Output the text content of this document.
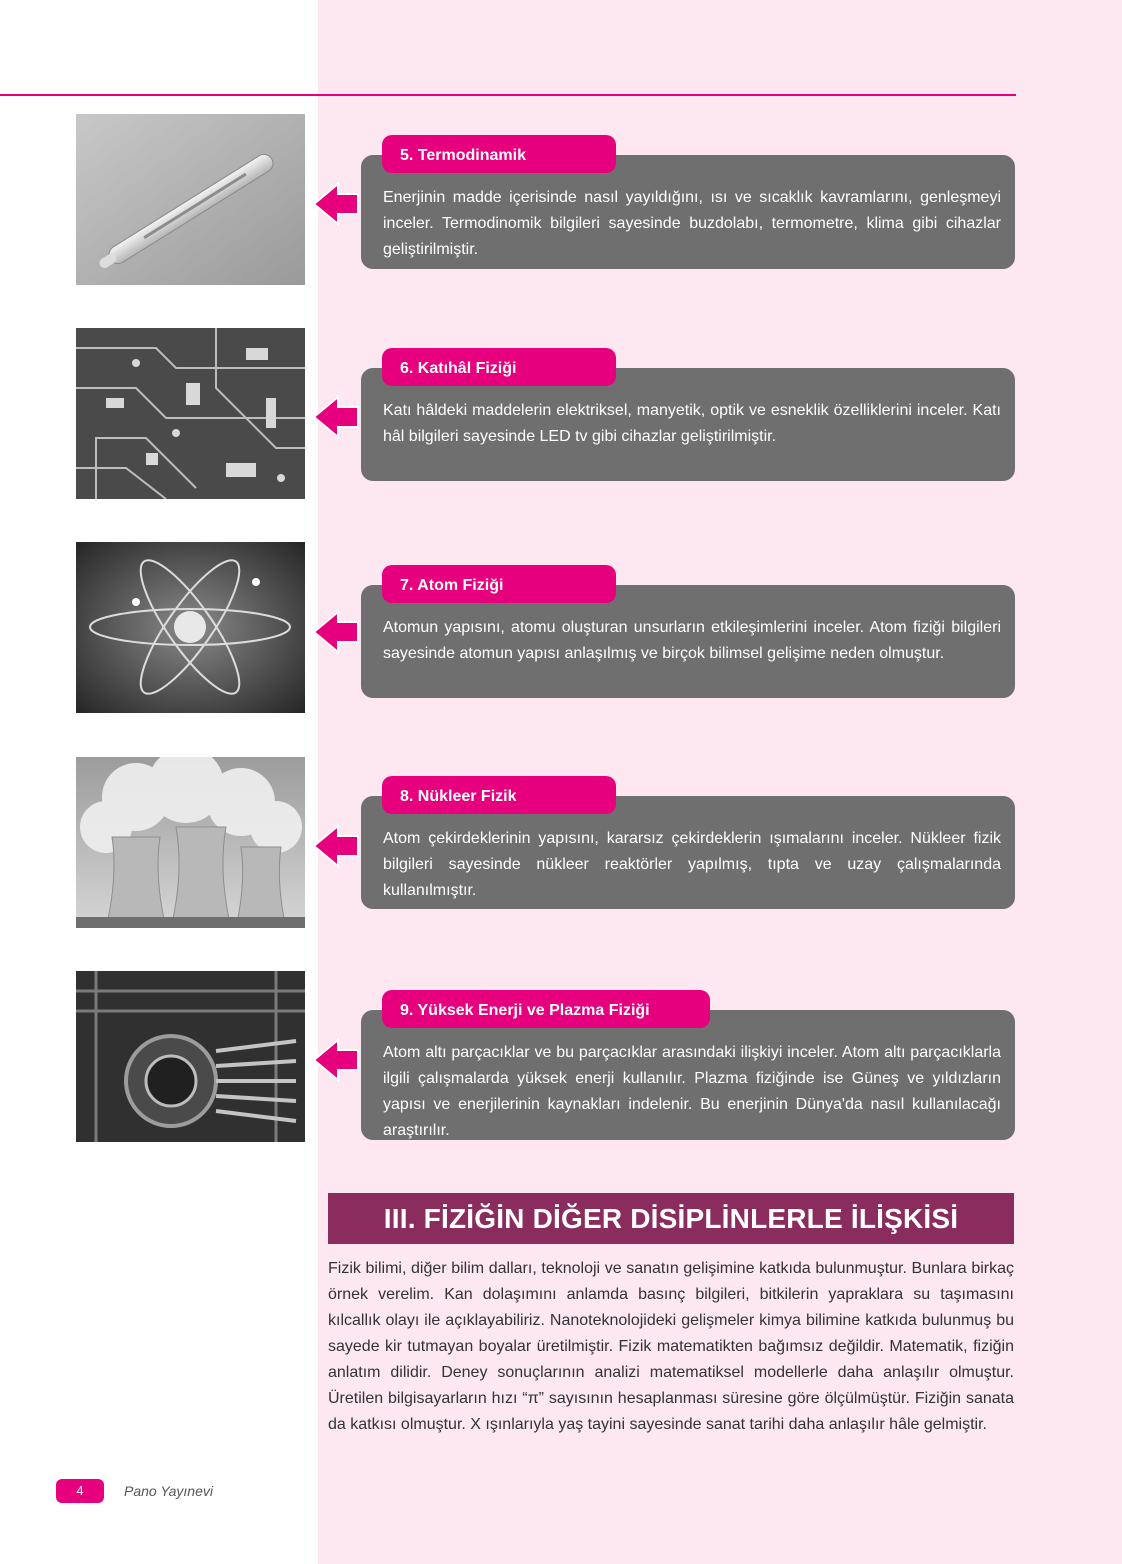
Enerjinin madde içerisinde nasıl yayıldığını, ısı ve sıcaklık kavramlarını, genleşmeyi inceler. Termodinomik bilgileri sayesinde buzdolabı, termometre, klima gibi cihazlar geliştirilmiştir.
5. Termodinamik
Katı hâldeki maddelerin elektriksel, manyetik, optik ve esneklik özelliklerini inceler. Katı hâl bilgileri sayesinde LED tv gibi cihazlar geliştirilmiştir.
6. Katıhâl Fiziği
Atomun yapısını, atomu oluşturan unsurların etkileşimlerini inceler. Atom fiziği bilgileri sayesinde atomun yapısı anlaşılmış ve birçok bilimsel gelişime neden olmuştur.
7. Atom Fiziği
Atom çekirdeklerinin yapısını, kararsız çekirdeklerin ışımalarını inceler. Nükleer fizik bilgileri sayesinde nükleer reaktörler yapılmış, tıpta ve uzay çalışmalarında kullanılmıştır.
8. Nükleer Fizik
Atom altı parçacıklar ve bu parçacıklar arasındaki ilişkiyi inceler. Atom altı parçacıklarla ilgili çalışmalarda yüksek enerji kullanılır. Plazma fiziğinde ise Güneş ve yıldızların yapısı ve enerjilerinin kaynakları indelenir. Bu enerjinin Dünya'da nasıl kullanılacağı araştırılır.
9. Yüksek Enerji ve Plazma Fiziği
III. FİZİĞİN DİĞER DİSİPLİNLERLE İLİŞKİSİ

Fizik bilimi, diğer bilim dalları, teknoloji ve sanatın gelişimine katkıda bulunmuştur. Bunlara birkaç örnek verelim. Kan dolaşımını anlamda basınç bilgileri, bitkilerin yapraklara su taşımasını kılcallık olayı ile açıklayabiliriz. Nanoteknolojideki gelişmeler kimya bilimine katkıda bulunmuş bu sayede kir tutmayan boyalar üretilmiştir. Fizik matematikten bağımsız değildir. Matematik, fiziğin anlatım dilidir. Deney sonuçlarının analizi matematiksel modellerle daha anlaşılır olmuştur. Üretilen bilgisayarların hızı “π” sayısının hesaplanması süresine göre ölçülmüştür. Fiziğin sanata da katkısı olmuştur. X ışınlarıyla yaş tayini sayesinde sanat tarihi daha anlaşılır hâle gelmiştir.

4	Pano Yayınevi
____________________
TASK STATEMENT:
From the records, copy every line that has the string "nasıl" in it.

REPLY:
Enerjinin madde içerisinde nasıl yayıldığını, ısı ve sıcaklık kavramlarını, genleşmeyi inceler. Termodinomik bilgileri sayesinde buzdolabı, termometre, klima gibi cihazlar geliştirilmiştir.
Atom altı parçacıklar ve bu parçacıklar arasındaki ilişkiyi inceler. Atom altı parçacıklarla ilgili çalışmalarda yüksek enerji kullanılır. Plazma fiziğinde ise Güneş ve yıldızların yapısı ve enerjilerinin kaynakları indelenir. Bu enerjinin Dünya'da nasıl kullanılacağı araştırılır.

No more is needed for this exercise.